§ REQUIRED TASK
Transcribe the entries exactly; images are not part of the copy.

§ GIVEN DATA
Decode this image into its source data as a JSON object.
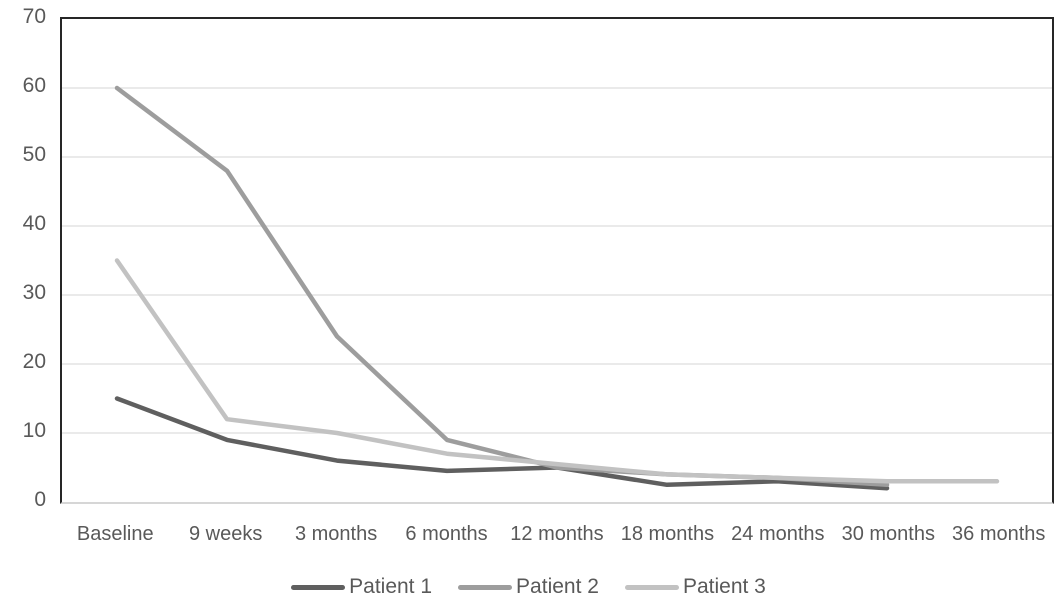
{
  "chart_data": {
    "type": "line",
    "title": "",
    "xlabel": "",
    "ylabel": "",
    "categories": [
      "Baseline",
      "9 weeks",
      "3 months",
      "6 months",
      "12 months",
      "18 months",
      "24 months",
      "30 months",
      "36 months"
    ],
    "series": [
      {
        "name": "Patient 1",
        "color": "#5f5f5f",
        "values": [
          15,
          9,
          6,
          4.5,
          5,
          2.5,
          3,
          2,
          null
        ]
      },
      {
        "name": "Patient 2",
        "color": "#9d9d9d",
        "values": [
          60,
          48,
          24,
          9,
          5,
          4,
          3.5,
          2.5,
          null
        ]
      },
      {
        "name": "Patient 3",
        "color": "#c2c2c2",
        "values": [
          35,
          12,
          10,
          7,
          5.5,
          4,
          3.5,
          3,
          3
        ]
      }
    ],
    "ylim": [
      0,
      70
    ],
    "yticks": [
      0,
      10,
      20,
      30,
      40,
      50,
      60,
      70
    ],
    "grid": "horizontal",
    "legend_position": "bottom",
    "colors": {
      "axis_border": "#262626",
      "bottom_axis": "#d6d6d6",
      "gridline": "#e4e4e4",
      "tick_text": "#595959",
      "background": "#ffffff"
    }
  }
}
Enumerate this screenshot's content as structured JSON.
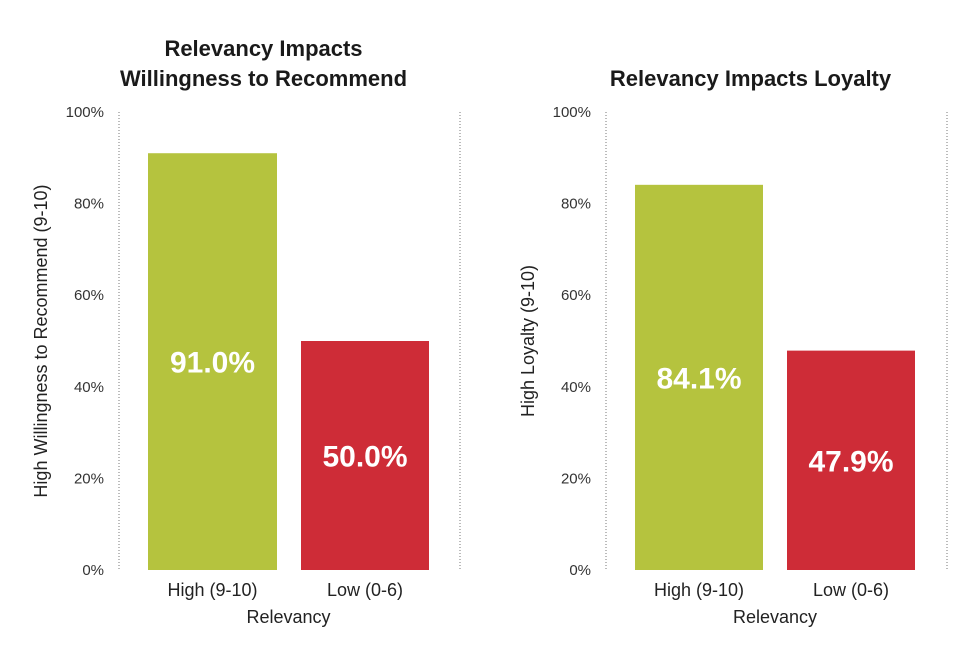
{
  "chart_data": [
    {
      "type": "bar",
      "title_lines": [
        "Relevancy Impacts",
        "Willingness to Recommend"
      ],
      "xlabel": "Relevancy",
      "ylabel": "High Willingness to Recommend (9-10)",
      "categories": [
        "High (9-10)",
        "Low (0-6)"
      ],
      "values": [
        91.0,
        50.0
      ],
      "value_labels": [
        "91.0%",
        "50.0%"
      ],
      "colors": [
        "#b5c33e",
        "#ce2c37"
      ],
      "ylim": [
        0,
        100
      ],
      "yticks": [
        0,
        20,
        40,
        60,
        80,
        100
      ],
      "ytick_labels": [
        "0%",
        "20%",
        "40%",
        "60%",
        "80%",
        "100%"
      ]
    },
    {
      "type": "bar",
      "title_lines": [
        "Relevancy Impacts Loyalty"
      ],
      "xlabel": "Relevancy",
      "ylabel": "High Loyalty (9-10)",
      "categories": [
        "High (9-10)",
        "Low (0-6)"
      ],
      "values": [
        84.1,
        47.9
      ],
      "value_labels": [
        "84.1%",
        "47.9%"
      ],
      "colors": [
        "#b5c33e",
        "#ce2c37"
      ],
      "ylim": [
        0,
        100
      ],
      "yticks": [
        0,
        20,
        40,
        60,
        80,
        100
      ],
      "ytick_labels": [
        "0%",
        "20%",
        "40%",
        "60%",
        "80%",
        "100%"
      ]
    }
  ]
}
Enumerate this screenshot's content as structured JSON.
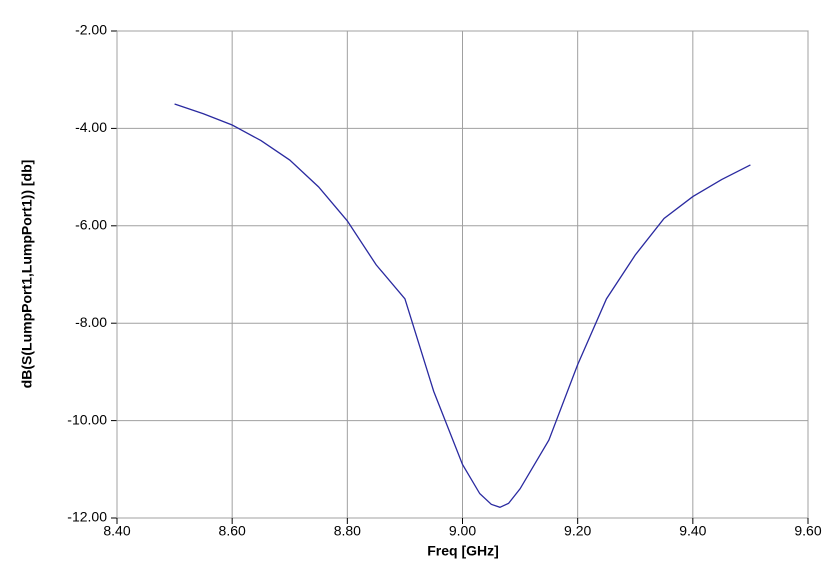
{
  "chart_data": {
    "type": "line",
    "x_label": "Freq [GHz]",
    "y_label": "dB(S(LumpPort1,LumpPort1)) [db]",
    "x": [
      8.5,
      8.55,
      8.6,
      8.65,
      8.7,
      8.75,
      8.8,
      8.85,
      8.9,
      8.95,
      9.0,
      9.03,
      9.05,
      9.065,
      9.08,
      9.1,
      9.15,
      9.2,
      9.25,
      9.3,
      9.35,
      9.4,
      9.45,
      9.5
    ],
    "series": [
      {
        "color": "#2a2aa0",
        "values": [
          -3.5,
          -3.7,
          -3.93,
          -4.25,
          -4.65,
          -5.2,
          -5.9,
          -6.8,
          -7.5,
          -9.4,
          -10.9,
          -11.5,
          -11.72,
          -11.78,
          -11.7,
          -11.4,
          -10.4,
          -8.85,
          -7.5,
          -6.6,
          -5.85,
          -5.4,
          -5.05,
          -4.75
        ]
      }
    ],
    "xlim": [
      8.4,
      9.6
    ],
    "ylim": [
      -12,
      -2
    ],
    "xticks": [
      {
        "value": 8.4,
        "label": "8.40"
      },
      {
        "value": 8.6,
        "label": "8.60"
      },
      {
        "value": 8.8,
        "label": "8.80"
      },
      {
        "value": 9.0,
        "label": "9.00"
      },
      {
        "value": 9.2,
        "label": "9.20"
      },
      {
        "value": 9.4,
        "label": "9.40"
      },
      {
        "value": 9.6,
        "label": "9.60"
      }
    ],
    "yticks": [
      {
        "value": -12,
        "label": "-12.00"
      },
      {
        "value": -10,
        "label": "-10.00"
      },
      {
        "value": -8,
        "label": "-8.00"
      },
      {
        "value": -6,
        "label": "-6.00"
      },
      {
        "value": -4,
        "label": "-4.00"
      },
      {
        "value": -2,
        "label": "-2.00"
      }
    ],
    "grid": true
  }
}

§ FINAL RESULT
Decode this image into its source data as a JSON object.
{
  "chart_data": {
    "type": "line",
    "title": "",
    "xlabel": "",
    "ylabel": "",
    "categories": [
      "Baseline",
      "9 weeks",
      "3 months",
      "6 months",
      "12 months",
      "18 months",
      "24 months",
      "30 months",
      "36 months"
    ],
    "series": [
      {
        "name": "Patient 1",
        "color": "#5f5f5f",
        "values": [
          15,
          9,
          6,
          4.5,
          5,
          2.5,
          3,
          2,
          null
        ]
      },
      {
        "name": "Patient 2",
        "color": "#9d9d9d",
        "values": [
          60,
          48,
          24,
          9,
          5,
          4,
          3.5,
          2.5,
          null
        ]
      },
      {
        "name": "Patient 3",
        "color": "#c2c2c2",
        "values": [
          35,
          12,
          10,
          7,
          5.5,
          4,
          3.5,
          3,
          3
        ]
      }
    ],
    "ylim": [
      0,
      70
    ],
    "yticks": [
      0,
      10,
      20,
      30,
      40,
      50,
      60,
      70
    ],
    "grid": "horizontal",
    "legend_position": "bottom",
    "colors": {
      "axis_border": "#262626",
      "bottom_axis": "#d6d6d6",
      "gridline": "#e4e4e4",
      "tick_text": "#595959",
      "background": "#ffffff"
    }
  }
}
Enumerate this screenshot's content as structured JSON.
{
  "chart_data": [
    {
      "type": "bar",
      "title_lines": [
        "Relevancy Impacts",
        "Willingness to Recommend"
      ],
      "xlabel": "Relevancy",
      "ylabel": "High Willingness to Recommend (9-10)",
      "categories": [
        "High (9-10)",
        "Low (0-6)"
      ],
      "values": [
        91.0,
        50.0
      ],
      "value_labels": [
        "91.0%",
        "50.0%"
      ],
      "colors": [
        "#b5c33e",
        "#ce2c37"
      ],
      "ylim": [
        0,
        100
      ],
      "yticks": [
        0,
        20,
        40,
        60,
        80,
        100
      ],
      "ytick_labels": [
        "0%",
        "20%",
        "40%",
        "60%",
        "80%",
        "100%"
      ]
    },
    {
      "type": "bar",
      "title_lines": [
        "Relevancy Impacts Loyalty"
      ],
      "xlabel": "Relevancy",
      "ylabel": "High Loyalty (9-10)",
      "categories": [
        "High (9-10)",
        "Low (0-6)"
      ],
      "values": [
        84.1,
        47.9
      ],
      "value_labels": [
        "84.1%",
        "47.9%"
      ],
      "colors": [
        "#b5c33e",
        "#ce2c37"
      ],
      "ylim": [
        0,
        100
      ],
      "yticks": [
        0,
        20,
        40,
        60,
        80,
        100
      ],
      "ytick_labels": [
        "0%",
        "20%",
        "40%",
        "60%",
        "80%",
        "100%"
      ]
    }
  ]
}
Enumerate this screenshot's content as structured JSON.
{
  "chart_data": {
    "type": "line",
    "x_label": "Freq [GHz]",
    "y_label": "dB(S(LumpPort1,LumpPort1)) [db]",
    "x": [
      8.5,
      8.55,
      8.6,
      8.65,
      8.7,
      8.75,
      8.8,
      8.85,
      8.9,
      8.95,
      9.0,
      9.03,
      9.05,
      9.065,
      9.08,
      9.1,
      9.15,
      9.2,
      9.25,
      9.3,
      9.35,
      9.4,
      9.45,
      9.5
    ],
    "series": [
      {
        "color": "#2a2aa0",
        "values": [
          -3.5,
          -3.7,
          -3.93,
          -4.25,
          -4.65,
          -5.2,
          -5.9,
          -6.8,
          -7.5,
          -9.4,
          -10.9,
          -11.5,
          -11.72,
          -11.78,
          -11.7,
          -11.4,
          -10.4,
          -8.85,
          -7.5,
          -6.6,
          -5.85,
          -5.4,
          -5.05,
          -4.75
        ]
      }
    ],
    "xlim": [
      8.4,
      9.6
    ],
    "ylim": [
      -12,
      -2
    ],
    "xticks": [
      {
        "value": 8.4,
        "label": "8.40"
      },
      {
        "value": 8.6,
        "label": "8.60"
      },
      {
        "value": 8.8,
        "label": "8.80"
      },
      {
        "value": 9.0,
        "label": "9.00"
      },
      {
        "value": 9.2,
        "label": "9.20"
      },
      {
        "value": 9.4,
        "label": "9.40"
      },
      {
        "value": 9.6,
        "label": "9.60"
      }
    ],
    "yticks": [
      {
        "value": -12,
        "label": "-12.00"
      },
      {
        "value": -10,
        "label": "-10.00"
      },
      {
        "value": -8,
        "label": "-8.00"
      },
      {
        "value": -6,
        "label": "-6.00"
      },
      {
        "value": -4,
        "label": "-4.00"
      },
      {
        "value": -2,
        "label": "-2.00"
      }
    ],
    "grid": true
  }
}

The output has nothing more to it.